[Chart and figure data]
* * * * * * * * *

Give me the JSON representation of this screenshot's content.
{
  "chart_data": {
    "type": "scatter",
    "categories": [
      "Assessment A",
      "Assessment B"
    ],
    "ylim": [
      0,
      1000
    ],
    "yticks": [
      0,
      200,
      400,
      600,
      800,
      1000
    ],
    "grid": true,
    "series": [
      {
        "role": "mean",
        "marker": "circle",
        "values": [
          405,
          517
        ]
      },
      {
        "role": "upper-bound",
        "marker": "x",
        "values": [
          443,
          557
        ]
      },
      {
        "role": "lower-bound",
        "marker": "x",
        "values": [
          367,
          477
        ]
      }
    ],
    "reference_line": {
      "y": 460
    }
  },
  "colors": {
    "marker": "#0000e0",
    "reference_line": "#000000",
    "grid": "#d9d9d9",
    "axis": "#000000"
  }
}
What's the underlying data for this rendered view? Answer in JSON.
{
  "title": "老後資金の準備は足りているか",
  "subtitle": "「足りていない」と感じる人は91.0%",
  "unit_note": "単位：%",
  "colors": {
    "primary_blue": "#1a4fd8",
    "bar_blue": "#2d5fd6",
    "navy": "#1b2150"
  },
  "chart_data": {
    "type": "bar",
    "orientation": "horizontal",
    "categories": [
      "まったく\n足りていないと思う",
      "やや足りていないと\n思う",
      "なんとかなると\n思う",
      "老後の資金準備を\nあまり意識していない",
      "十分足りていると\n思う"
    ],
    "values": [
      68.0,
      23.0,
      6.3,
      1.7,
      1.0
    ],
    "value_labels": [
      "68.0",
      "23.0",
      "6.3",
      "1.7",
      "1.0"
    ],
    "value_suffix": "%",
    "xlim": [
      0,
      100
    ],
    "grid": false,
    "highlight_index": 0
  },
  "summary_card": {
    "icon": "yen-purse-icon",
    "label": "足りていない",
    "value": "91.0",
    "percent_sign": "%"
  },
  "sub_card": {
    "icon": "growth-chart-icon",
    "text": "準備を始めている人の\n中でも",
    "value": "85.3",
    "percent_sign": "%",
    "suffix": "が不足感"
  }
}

* * * * * * * * *

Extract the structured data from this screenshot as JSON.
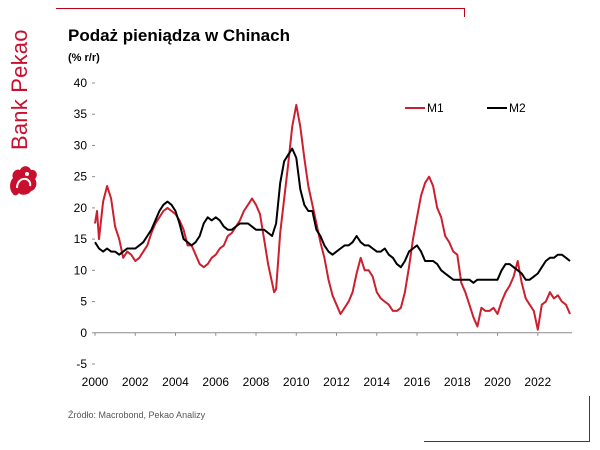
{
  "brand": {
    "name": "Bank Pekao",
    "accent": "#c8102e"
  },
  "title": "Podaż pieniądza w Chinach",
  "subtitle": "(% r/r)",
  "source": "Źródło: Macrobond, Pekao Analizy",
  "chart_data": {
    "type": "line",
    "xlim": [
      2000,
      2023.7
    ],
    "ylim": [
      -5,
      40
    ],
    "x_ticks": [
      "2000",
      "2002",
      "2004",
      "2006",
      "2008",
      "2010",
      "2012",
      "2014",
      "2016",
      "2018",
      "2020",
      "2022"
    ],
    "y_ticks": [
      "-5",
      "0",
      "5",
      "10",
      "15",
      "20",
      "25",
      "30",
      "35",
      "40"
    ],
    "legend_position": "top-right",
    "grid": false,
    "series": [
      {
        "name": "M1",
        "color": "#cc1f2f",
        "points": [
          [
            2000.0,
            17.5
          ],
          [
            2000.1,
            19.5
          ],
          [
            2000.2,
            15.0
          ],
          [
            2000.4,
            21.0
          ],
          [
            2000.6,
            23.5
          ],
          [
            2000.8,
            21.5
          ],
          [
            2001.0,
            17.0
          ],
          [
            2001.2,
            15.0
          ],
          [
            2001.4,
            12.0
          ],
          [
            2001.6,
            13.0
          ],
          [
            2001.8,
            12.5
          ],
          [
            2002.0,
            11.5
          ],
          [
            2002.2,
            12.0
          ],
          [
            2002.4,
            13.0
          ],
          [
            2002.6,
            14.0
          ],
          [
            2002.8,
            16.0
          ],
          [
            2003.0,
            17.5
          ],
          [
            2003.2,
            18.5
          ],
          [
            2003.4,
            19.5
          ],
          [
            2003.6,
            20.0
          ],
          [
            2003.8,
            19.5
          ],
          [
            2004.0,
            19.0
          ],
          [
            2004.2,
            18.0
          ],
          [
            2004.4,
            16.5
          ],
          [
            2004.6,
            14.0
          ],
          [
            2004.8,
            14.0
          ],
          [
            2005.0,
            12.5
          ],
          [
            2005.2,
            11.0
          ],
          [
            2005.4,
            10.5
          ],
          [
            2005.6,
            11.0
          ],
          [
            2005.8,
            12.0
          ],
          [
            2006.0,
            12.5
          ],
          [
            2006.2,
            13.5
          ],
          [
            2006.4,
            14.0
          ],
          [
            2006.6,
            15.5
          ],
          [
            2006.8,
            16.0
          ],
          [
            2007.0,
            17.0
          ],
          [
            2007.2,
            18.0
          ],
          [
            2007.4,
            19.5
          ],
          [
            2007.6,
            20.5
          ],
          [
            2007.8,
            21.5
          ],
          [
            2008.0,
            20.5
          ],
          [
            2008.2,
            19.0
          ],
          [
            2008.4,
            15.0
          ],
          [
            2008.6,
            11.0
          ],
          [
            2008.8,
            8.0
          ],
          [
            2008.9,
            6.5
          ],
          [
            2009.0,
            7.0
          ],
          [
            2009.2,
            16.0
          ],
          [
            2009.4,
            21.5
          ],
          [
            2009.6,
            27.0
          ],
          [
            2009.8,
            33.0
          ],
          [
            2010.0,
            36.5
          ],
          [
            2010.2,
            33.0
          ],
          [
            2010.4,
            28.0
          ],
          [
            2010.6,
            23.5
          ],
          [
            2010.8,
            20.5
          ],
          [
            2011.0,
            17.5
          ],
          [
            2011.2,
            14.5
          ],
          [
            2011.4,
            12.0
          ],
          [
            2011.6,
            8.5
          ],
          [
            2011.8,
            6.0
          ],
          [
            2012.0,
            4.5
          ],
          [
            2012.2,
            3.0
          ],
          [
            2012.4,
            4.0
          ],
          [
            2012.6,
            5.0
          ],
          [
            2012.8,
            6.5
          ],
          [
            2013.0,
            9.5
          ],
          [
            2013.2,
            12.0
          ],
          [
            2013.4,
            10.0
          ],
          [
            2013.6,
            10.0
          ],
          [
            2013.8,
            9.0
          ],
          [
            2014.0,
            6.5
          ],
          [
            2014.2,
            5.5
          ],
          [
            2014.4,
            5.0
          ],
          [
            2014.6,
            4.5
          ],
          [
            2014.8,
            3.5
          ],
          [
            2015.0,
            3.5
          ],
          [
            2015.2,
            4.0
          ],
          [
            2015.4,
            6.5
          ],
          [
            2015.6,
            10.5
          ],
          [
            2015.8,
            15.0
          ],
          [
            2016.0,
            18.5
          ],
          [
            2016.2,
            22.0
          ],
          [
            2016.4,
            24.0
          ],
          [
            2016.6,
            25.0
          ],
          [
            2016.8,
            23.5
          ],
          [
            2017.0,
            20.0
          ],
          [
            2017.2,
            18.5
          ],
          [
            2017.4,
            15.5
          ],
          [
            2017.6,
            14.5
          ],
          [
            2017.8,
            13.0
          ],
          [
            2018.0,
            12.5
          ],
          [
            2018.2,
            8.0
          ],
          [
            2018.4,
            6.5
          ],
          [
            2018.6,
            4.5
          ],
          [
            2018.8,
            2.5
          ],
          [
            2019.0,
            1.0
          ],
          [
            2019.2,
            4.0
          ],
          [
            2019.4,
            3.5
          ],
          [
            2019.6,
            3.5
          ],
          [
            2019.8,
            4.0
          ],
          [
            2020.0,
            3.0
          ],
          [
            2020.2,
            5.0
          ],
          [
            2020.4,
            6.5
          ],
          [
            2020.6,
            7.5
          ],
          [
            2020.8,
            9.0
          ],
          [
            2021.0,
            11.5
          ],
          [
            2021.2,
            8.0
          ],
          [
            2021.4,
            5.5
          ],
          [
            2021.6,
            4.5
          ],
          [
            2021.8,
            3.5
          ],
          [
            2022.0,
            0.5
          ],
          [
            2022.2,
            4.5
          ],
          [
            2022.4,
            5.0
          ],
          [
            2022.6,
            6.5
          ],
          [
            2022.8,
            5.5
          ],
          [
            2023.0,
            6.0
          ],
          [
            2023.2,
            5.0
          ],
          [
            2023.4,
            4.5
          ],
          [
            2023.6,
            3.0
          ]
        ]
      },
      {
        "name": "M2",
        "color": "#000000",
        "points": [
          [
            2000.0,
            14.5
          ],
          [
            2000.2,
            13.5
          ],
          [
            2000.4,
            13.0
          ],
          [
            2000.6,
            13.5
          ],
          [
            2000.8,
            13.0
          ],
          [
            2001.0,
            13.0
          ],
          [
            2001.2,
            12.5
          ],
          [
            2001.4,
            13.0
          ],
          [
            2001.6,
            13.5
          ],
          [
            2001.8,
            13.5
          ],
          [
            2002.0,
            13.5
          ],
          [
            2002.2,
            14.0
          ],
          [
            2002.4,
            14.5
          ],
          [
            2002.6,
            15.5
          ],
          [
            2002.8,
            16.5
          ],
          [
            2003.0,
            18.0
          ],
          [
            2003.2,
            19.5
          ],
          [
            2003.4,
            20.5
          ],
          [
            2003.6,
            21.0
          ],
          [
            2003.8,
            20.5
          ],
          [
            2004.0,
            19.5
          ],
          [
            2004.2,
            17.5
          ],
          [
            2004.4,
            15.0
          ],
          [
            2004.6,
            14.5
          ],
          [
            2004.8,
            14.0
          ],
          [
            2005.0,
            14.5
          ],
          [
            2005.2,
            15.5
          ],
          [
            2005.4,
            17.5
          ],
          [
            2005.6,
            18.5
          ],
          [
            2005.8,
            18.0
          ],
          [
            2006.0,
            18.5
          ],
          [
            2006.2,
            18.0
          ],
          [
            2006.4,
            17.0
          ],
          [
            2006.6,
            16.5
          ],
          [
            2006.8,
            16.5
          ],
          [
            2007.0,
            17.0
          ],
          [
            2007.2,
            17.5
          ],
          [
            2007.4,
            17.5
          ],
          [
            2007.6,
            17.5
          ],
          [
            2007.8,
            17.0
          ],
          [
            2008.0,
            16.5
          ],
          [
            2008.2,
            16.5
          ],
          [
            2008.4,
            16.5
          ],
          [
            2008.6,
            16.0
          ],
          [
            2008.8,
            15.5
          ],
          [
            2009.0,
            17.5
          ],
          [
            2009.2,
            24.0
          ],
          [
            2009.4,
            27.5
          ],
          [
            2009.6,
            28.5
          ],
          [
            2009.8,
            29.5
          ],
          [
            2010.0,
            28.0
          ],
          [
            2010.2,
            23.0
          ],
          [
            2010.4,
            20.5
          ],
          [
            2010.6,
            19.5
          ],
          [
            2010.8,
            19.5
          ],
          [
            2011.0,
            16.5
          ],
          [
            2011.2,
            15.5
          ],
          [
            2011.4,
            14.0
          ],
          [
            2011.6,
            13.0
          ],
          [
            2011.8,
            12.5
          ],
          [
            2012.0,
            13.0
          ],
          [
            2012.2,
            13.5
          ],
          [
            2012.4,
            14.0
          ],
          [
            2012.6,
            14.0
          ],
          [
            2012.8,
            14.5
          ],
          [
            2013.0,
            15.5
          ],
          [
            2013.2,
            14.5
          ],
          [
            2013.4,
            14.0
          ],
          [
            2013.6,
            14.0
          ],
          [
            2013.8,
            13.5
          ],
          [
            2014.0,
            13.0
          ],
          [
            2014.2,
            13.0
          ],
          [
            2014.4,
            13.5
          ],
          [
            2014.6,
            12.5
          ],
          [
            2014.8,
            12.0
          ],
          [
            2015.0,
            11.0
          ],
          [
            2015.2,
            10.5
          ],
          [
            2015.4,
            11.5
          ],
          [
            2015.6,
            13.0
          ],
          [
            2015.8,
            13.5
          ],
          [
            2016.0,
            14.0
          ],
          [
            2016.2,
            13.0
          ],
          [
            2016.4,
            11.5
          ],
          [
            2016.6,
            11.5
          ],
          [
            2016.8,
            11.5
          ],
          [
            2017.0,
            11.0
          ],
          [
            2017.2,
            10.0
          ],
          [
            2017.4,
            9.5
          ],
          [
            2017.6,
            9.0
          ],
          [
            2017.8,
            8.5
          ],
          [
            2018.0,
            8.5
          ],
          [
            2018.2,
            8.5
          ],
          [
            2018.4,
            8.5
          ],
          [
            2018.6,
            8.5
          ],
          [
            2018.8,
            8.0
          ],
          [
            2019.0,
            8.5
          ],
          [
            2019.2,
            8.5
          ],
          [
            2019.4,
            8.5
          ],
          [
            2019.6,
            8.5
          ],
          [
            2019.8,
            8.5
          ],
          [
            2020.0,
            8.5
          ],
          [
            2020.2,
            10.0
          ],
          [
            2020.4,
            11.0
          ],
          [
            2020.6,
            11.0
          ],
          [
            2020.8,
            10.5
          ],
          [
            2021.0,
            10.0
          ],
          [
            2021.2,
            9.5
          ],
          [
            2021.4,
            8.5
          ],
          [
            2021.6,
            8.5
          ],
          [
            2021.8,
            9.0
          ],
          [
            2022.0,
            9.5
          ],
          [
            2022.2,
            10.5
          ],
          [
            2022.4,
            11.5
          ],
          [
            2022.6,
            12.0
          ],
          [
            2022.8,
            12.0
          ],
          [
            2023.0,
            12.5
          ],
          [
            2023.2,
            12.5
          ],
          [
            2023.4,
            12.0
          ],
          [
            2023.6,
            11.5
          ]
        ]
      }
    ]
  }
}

* * * * * * * * *

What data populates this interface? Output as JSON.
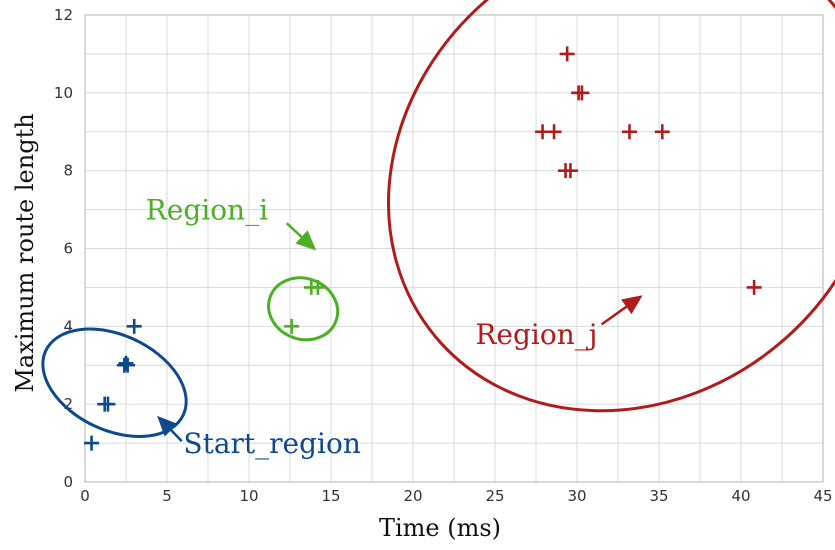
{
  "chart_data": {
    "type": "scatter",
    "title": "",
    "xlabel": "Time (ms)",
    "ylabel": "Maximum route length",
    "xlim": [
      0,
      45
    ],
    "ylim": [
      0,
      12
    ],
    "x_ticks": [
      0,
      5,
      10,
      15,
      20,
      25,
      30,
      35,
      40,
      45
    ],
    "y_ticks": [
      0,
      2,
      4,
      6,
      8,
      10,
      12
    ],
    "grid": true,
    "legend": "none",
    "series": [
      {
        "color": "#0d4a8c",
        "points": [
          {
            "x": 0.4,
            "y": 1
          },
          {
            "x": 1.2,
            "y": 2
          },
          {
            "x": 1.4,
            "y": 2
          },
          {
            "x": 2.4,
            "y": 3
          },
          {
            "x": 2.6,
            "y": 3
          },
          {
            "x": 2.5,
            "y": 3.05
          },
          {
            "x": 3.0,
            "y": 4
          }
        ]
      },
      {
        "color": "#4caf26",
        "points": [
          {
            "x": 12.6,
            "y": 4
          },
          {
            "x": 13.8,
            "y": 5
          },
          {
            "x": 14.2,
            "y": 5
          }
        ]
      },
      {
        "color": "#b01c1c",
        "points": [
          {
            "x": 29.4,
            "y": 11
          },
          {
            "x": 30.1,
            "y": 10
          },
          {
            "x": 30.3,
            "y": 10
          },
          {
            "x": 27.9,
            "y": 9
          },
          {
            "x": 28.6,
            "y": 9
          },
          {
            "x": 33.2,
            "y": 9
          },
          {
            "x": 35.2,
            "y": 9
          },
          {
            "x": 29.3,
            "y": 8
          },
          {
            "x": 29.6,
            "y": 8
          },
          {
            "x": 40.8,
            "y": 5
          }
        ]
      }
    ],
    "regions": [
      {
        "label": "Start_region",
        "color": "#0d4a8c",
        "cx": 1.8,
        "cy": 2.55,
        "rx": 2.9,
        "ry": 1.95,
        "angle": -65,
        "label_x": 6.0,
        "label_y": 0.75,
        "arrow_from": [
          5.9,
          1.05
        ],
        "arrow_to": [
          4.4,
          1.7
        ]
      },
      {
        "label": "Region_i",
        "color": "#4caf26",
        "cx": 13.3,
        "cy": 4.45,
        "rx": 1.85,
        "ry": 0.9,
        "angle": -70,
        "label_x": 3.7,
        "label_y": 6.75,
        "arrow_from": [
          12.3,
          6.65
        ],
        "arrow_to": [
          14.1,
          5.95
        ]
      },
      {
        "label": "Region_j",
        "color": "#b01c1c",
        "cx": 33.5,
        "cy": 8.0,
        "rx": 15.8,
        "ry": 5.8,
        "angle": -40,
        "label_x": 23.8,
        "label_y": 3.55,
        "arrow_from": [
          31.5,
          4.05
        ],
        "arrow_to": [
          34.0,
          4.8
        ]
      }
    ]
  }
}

* * * * * * * * *

Scan the lines above for "this", then copy every one that has it.

▶ **EXPECTED ANSWER**
Give me the JSON representation of this screenshot's content.
What's the underlying data for this rendered view? Answer in JSON.
Extract the structured data from this screenshot as JSON.
What data populates this interface? Output as JSON.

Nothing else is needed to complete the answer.